> Your objective: Write out every entry precisely as given, leaving the pictures out.

> Entries:

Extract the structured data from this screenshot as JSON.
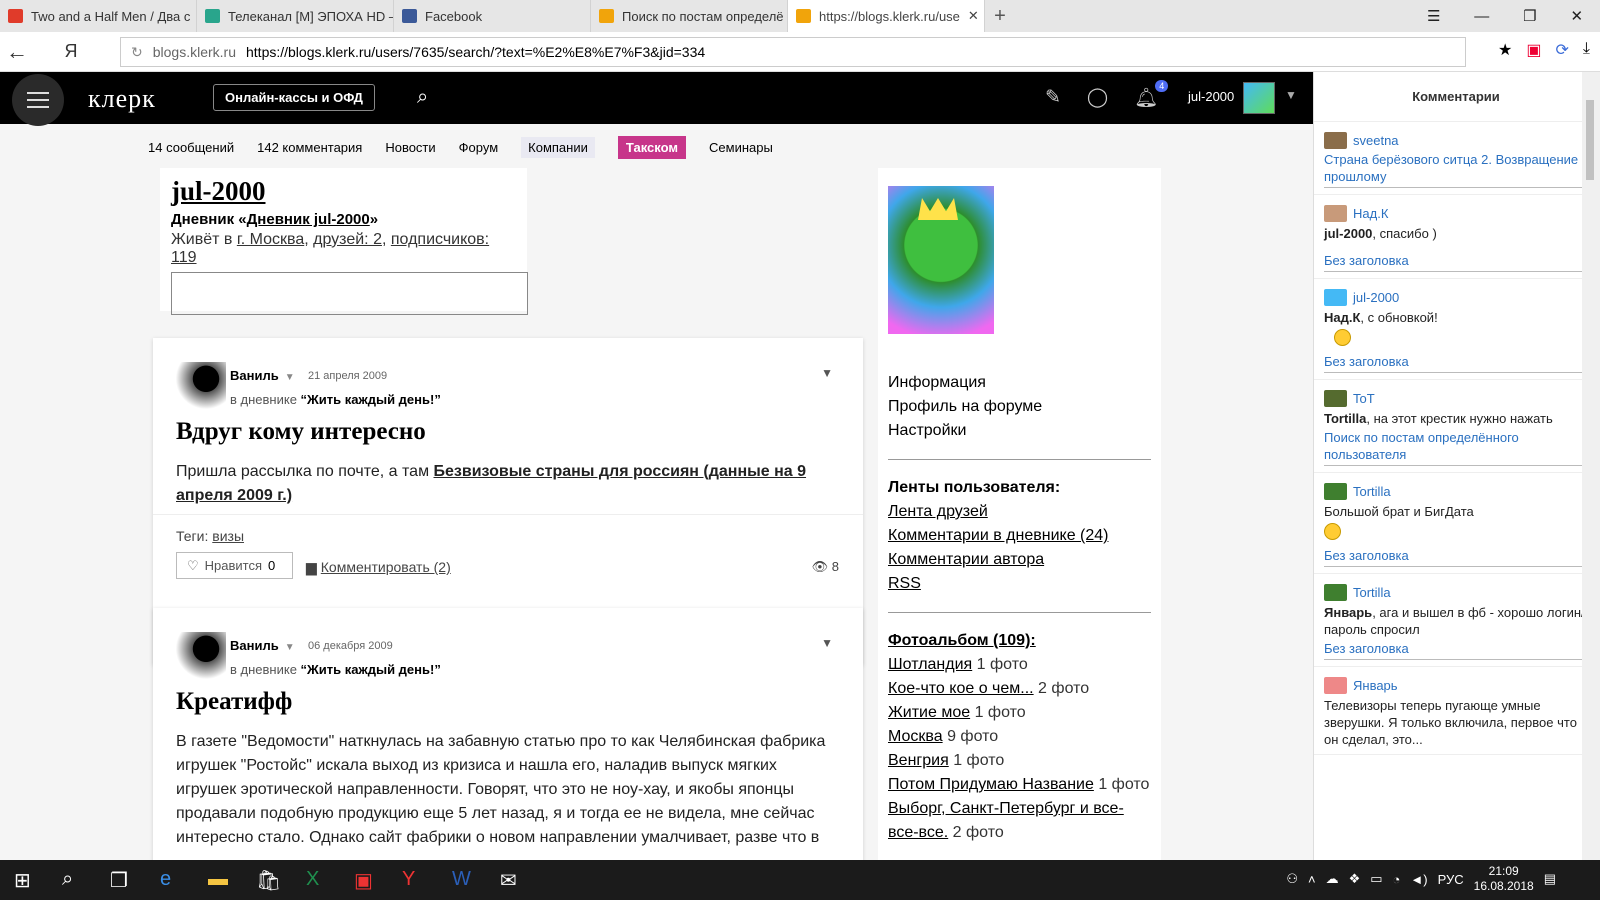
{
  "browser": {
    "tabs": [
      {
        "label": "Two and a Half Men / Два с",
        "color": "#e03b2a"
      },
      {
        "label": "Телеканал [M] ЭПОХА HD –",
        "color": "#29a58c"
      },
      {
        "label": "Facebook",
        "color": "#3b5998"
      },
      {
        "label": "Поиск по постам определё",
        "color": "#f1a40b"
      },
      {
        "label": "https://blogs.klerk.ru/use",
        "color": "#f1a40b"
      }
    ],
    "domain": "blogs.klerk.ru",
    "url": "https://blogs.klerk.ru/users/7635/search/?text=%E2%E8%E7%F3&jid=334"
  },
  "header": {
    "logo": "клерк",
    "cta": "Онлайн-кассы и ОФД",
    "notifications": "4",
    "username": "jul-2000"
  },
  "subnav": [
    "14 сообщений",
    "142 комментария",
    "Новости",
    "Форум",
    "Компании",
    "Такском",
    "Семинары"
  ],
  "profile": {
    "name": "jul-2000",
    "diary_prefix": "Дневник «",
    "diary_name": "Дневник jul-2000",
    "diary_suffix": "»",
    "lives_prefix": "Живёт в ",
    "city": "г. Москва",
    "friends": "друзей: 2",
    "subscribers": "подписчиков: 119"
  },
  "posts": [
    {
      "author": "Ваниль",
      "date": "21 апреля 2009",
      "in_prefix": "в дневнике ",
      "diary": "“Жить каждый день!”",
      "title": "Вдруг кому интересно",
      "text_prefix": "Пришла рассылка по почте, а там ",
      "text_link": "Безвизовые страны для россиян (данные на 9 апреля 2009 г.)",
      "tags_label": "Теги: ",
      "tag": "визы",
      "like_label": "Нравится",
      "likes": "0",
      "comment_label": "Комментировать (2)",
      "views": "8"
    },
    {
      "author": "Ваниль",
      "date": "06 декабря 2009",
      "in_prefix": "в дневнике ",
      "diary": "“Жить каждый день!”",
      "title": "Креатифф",
      "text": "В газете \"Ведомости\" наткнулась на забавную статью про то как Челябинская фабрика игрушек \"Ростойс\" искала выход из кризиса и нашла его, наладив выпуск мягких игрушек эротической направленности. Говорят, что это не ноу-хау, и якобы японцы продавали подобную продукцию еще 5 лет назад, я и тогда ее не видела, мне сейчас интересно стало. Однако сайт фабрики о новом направлении умалчивает, разве что в"
    }
  ],
  "sidebar": {
    "menu": [
      "Информация",
      "Профиль на форуме",
      "Настройки"
    ],
    "feeds_title": "Ленты пользователя:",
    "feeds": [
      "Лента друзей",
      "Комментарии в дневнике (24)",
      "Комментарии автора",
      "RSS"
    ],
    "album_title": "Фотоальбом (109):",
    "album": [
      {
        "name": "Шотландия",
        "count": " 1 фото"
      },
      {
        "name": "Кое-что кое о чем...",
        "count": " 2 фото"
      },
      {
        "name": "Житие мое",
        "count": " 1 фото"
      },
      {
        "name": "Москва",
        "count": " 9 фото"
      },
      {
        "name": "Венгрия",
        "count": " 1 фото"
      },
      {
        "name": "Потом Придумаю Название",
        "count": " 1 фото"
      },
      {
        "name": "Выборг, Санкт-Петербург и все-все-все.",
        "count": " 2 фото"
      }
    ]
  },
  "comments_panel": {
    "title": "Комментарии",
    "items": [
      {
        "user": "sveetna",
        "bold": "",
        "text": "",
        "link": "Страна берёзового ситца 2. Возвращение к прошлому",
        "avatar": "#8a6d4a"
      },
      {
        "user": "Над.К",
        "bold": "jul-2000",
        "text": ", спасибо )",
        "link": "Без заголовка",
        "avatar": "#c89a7a"
      },
      {
        "user": "jul-2000",
        "bold": "Над.К",
        "text": ", с обновкой!",
        "link": "Без заголовка",
        "avatar": "#44b9f5"
      },
      {
        "user": "ToT",
        "bold": "Tortilla",
        "text": ", на этот крестик нужно нажать",
        "link": "Поиск по постам определённого пользователя",
        "avatar": "#556b2f"
      },
      {
        "user": "Tortilla",
        "bold": "",
        "text": "Большой брат и БигДата",
        "link": "Без заголовка",
        "avatar": "#3f7f2f"
      },
      {
        "user": "Tortilla",
        "bold": "Январь",
        "text": ", ага и вышел в фб - хорошо логин/ пароль спросил",
        "link": "Без заголовка",
        "avatar": "#3f7f2f"
      },
      {
        "user": "Январь",
        "bold": "",
        "text": "Телевизоры теперь пугающе умные зверушки. Я только включила, первое что он сделал, это...",
        "link": "",
        "avatar": "#e88"
      }
    ]
  },
  "taskbar": {
    "lang": "РУС",
    "time": "21:09",
    "date": "16.08.2018"
  }
}
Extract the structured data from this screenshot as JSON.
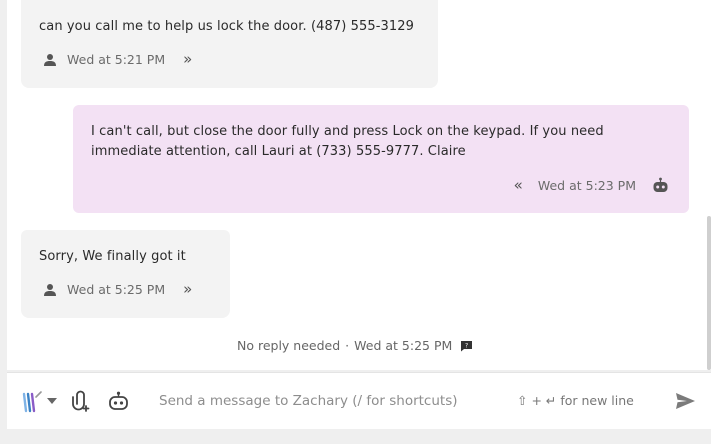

> Answer to the problem:
Extract the structured data from this screenshot as JSON.
{
  "browser": {
    "tabs": [
      {
        "label": "Two and a Half Men / Два с",
        "color": "#e03b2a"
      },
      {
        "label": "Телеканал [M] ЭПОХА HD –",
        "color": "#29a58c"
      },
      {
        "label": "Facebook",
        "color": "#3b5998"
      },
      {
        "label": "Поиск по постам определё",
        "color": "#f1a40b"
      },
      {
        "label": "https://blogs.klerk.ru/use",
        "color": "#f1a40b"
      }
    ],
    "domain": "blogs.klerk.ru",
    "url": "https://blogs.klerk.ru/users/7635/search/?text=%E2%E8%E7%F3&jid=334"
  },
  "header": {
    "logo": "клерк",
    "cta": "Онлайн-кассы и ОФД",
    "notifications": "4",
    "username": "jul-2000"
  },
  "subnav": [
    "14 сообщений",
    "142 комментария",
    "Новости",
    "Форум",
    "Компании",
    "Такском",
    "Семинары"
  ],
  "profile": {
    "name": "jul-2000",
    "diary_prefix": "Дневник «",
    "diary_name": "Дневник jul-2000",
    "diary_suffix": "»",
    "lives_prefix": "Живёт в ",
    "city": "г. Москва",
    "friends": "друзей: 2",
    "subscribers": "подписчиков: 119"
  },
  "posts": [
    {
      "author": "Ваниль",
      "date": "21 апреля 2009",
      "in_prefix": "в дневнике ",
      "diary": "“Жить каждый день!”",
      "title": "Вдруг кому интересно",
      "text_prefix": "Пришла рассылка по почте, а там ",
      "text_link": "Безвизовые страны для россиян (данные на 9 апреля 2009 г.)",
      "tags_label": "Теги: ",
      "tag": "визы",
      "like_label": "Нравится",
      "likes": "0",
      "comment_label": "Комментировать (2)",
      "views": "8"
    },
    {
      "author": "Ваниль",
      "date": "06 декабря 2009",
      "in_prefix": "в дневнике ",
      "diary": "“Жить каждый день!”",
      "title": "Креатифф",
      "text": "В газете \"Ведомости\" наткнулась на забавную статью про то как Челябинская фабрика игрушек \"Ростойс\" искала выход из кризиса и нашла его, наладив выпуск мягких игрушек эротической направленности. Говорят, что это не ноу-хау, и якобы японцы продавали подобную продукцию еще 5 лет назад, я и тогда ее не видела, мне сейчас интересно стало. Однако сайт фабрики о новом направлении умалчивает, разве что в"
    }
  ],
  "sidebar": {
    "menu": [
      "Информация",
      "Профиль на форуме",
      "Настройки"
    ],
    "feeds_title": "Ленты пользователя:",
    "feeds": [
      "Лента друзей",
      "Комментарии в дневнике (24)",
      "Комментарии автора",
      "RSS"
    ],
    "album_title": "Фотоальбом (109):",
    "album": [
      {
        "name": "Шотландия",
        "count": " 1 фото"
      },
      {
        "name": "Кое-что кое о чем...",
        "count": " 2 фото"
      },
      {
        "name": "Житие мое",
        "count": " 1 фото"
      },
      {
        "name": "Москва",
        "count": " 9 фото"
      },
      {
        "name": "Венгрия",
        "count": " 1 фото"
      },
      {
        "name": "Потом Придумаю Название",
        "count": " 1 фото"
      },
      {
        "name": "Выборг, Санкт-Петербург и все-все-все.",
        "count": " 2 фото"
      }
    ]
  },
  "comments_panel": {
    "title": "Комментарии",
    "items": [
      {
        "user": "sveetna",
        "bold": "",
        "text": "",
        "link": "Страна берёзового ситца 2. Возвращение к прошлому",
        "avatar": "#8a6d4a"
      },
      {
        "user": "Над.К",
        "bold": "jul-2000",
        "text": ", спасибо )",
        "link": "Без заголовка",
        "avatar": "#c89a7a"
      },
      {
        "user": "jul-2000",
        "bold": "Над.К",
        "text": ", с обновкой!",
        "link": "Без заголовка",
        "avatar": "#44b9f5"
      },
      {
        "user": "ToT",
        "bold": "Tortilla",
        "text": ", на этот крестик нужно нажать",
        "link": "Поиск по постам определённого пользователя",
        "avatar": "#556b2f"
      },
      {
        "user": "Tortilla",
        "bold": "",
        "text": "Большой брат и БигДата",
        "link": "Без заголовка",
        "avatar": "#3f7f2f"
      },
      {
        "user": "Tortilla",
        "bold": "Январь",
        "text": ", ага и вышел в фб - хорошо логин/ пароль спросил",
        "link": "Без заголовка",
        "avatar": "#3f7f2f"
      },
      {
        "user": "Январь",
        "bold": "",
        "text": "Телевизоры теперь пугающе умные зверушки. Я только включила, первое что он сделал, это...",
        "link": "",
        "avatar": "#e88"
      }
    ]
  },
  "taskbar": {
    "lang": "РУС",
    "time": "21:09",
    "date": "16.08.2018"
  }
}
Extract the structured data from this screenshot as JSON.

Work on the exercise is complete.